§ **Exercise requirements**
Copy the entries below exactly. Images do not belong in the copy.

═════ Input records ═════

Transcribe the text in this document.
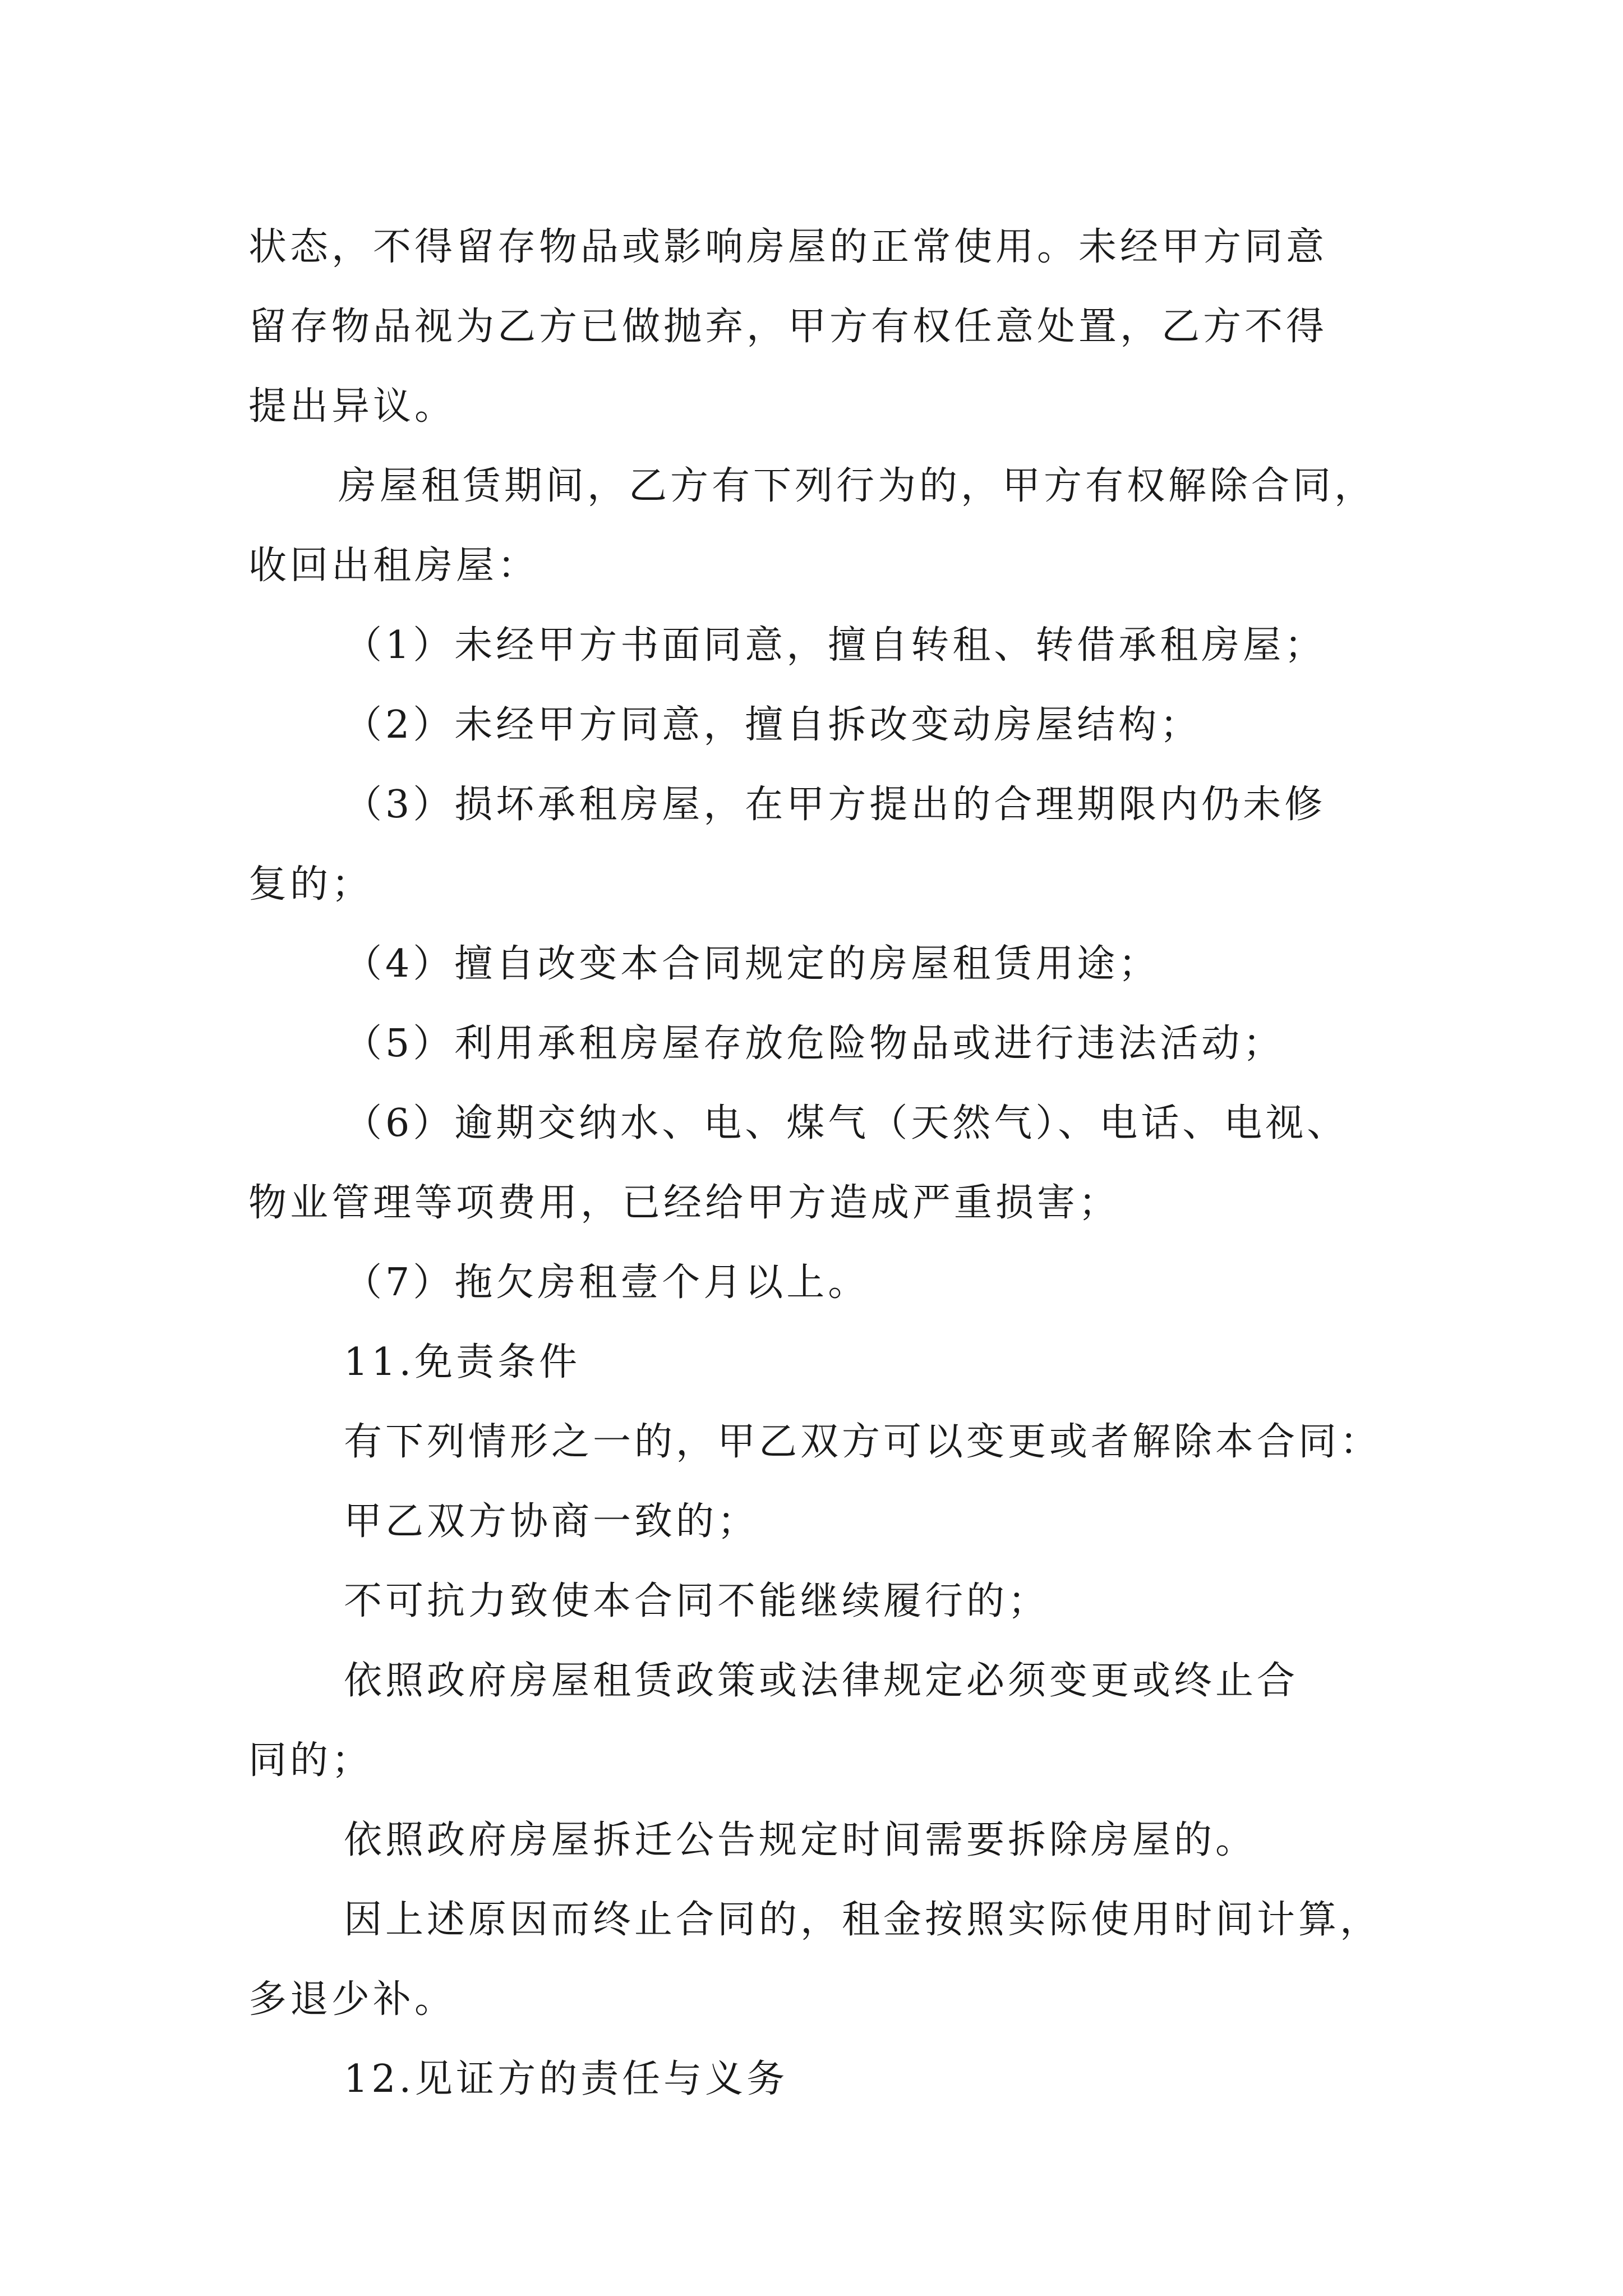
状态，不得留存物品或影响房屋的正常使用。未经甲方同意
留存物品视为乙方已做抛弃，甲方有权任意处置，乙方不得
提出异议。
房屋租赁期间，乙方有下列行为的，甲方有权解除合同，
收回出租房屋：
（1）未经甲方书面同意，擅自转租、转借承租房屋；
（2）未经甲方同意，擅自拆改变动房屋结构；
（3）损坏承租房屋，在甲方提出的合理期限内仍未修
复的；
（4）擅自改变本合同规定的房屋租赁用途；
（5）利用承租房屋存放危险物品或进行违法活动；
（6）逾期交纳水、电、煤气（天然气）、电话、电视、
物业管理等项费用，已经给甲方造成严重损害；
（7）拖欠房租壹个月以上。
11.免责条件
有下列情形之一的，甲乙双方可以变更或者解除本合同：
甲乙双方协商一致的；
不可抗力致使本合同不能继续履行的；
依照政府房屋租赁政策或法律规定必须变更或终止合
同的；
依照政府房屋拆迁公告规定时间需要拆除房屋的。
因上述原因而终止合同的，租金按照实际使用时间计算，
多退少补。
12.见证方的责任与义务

═════

§ **Right answer**
Transcribe the text in this document.
状态，不得留存物品或影响房屋的正常使用。未经甲方同意
留存物品视为乙方已做抛弃，甲方有权任意处置，乙方不得
提出异议。
房屋租赁期间，乙方有下列行为的，甲方有权解除合同，
收回出租房屋：
（1）未经甲方书面同意，擅自转租、转借承租房屋；
（2）未经甲方同意，擅自拆改变动房屋结构；
（3）损坏承租房屋，在甲方提出的合理期限内仍未修
复的；
（4）擅自改变本合同规定的房屋租赁用途；
（5）利用承租房屋存放危险物品或进行违法活动；
（6）逾期交纳水、电、煤气（天然气）、电话、电视、
物业管理等项费用，已经给甲方造成严重损害；
（7）拖欠房租壹个月以上。
11.免责条件
有下列情形之一的，甲乙双方可以变更或者解除本合同：
甲乙双方协商一致的；
不可抗力致使本合同不能继续履行的；
依照政府房屋租赁政策或法律规定必须变更或终止合
同的；
依照政府房屋拆迁公告规定时间需要拆除房屋的。
因上述原因而终止合同的，租金按照实际使用时间计算，
多退少补。
12.见证方的责任与义务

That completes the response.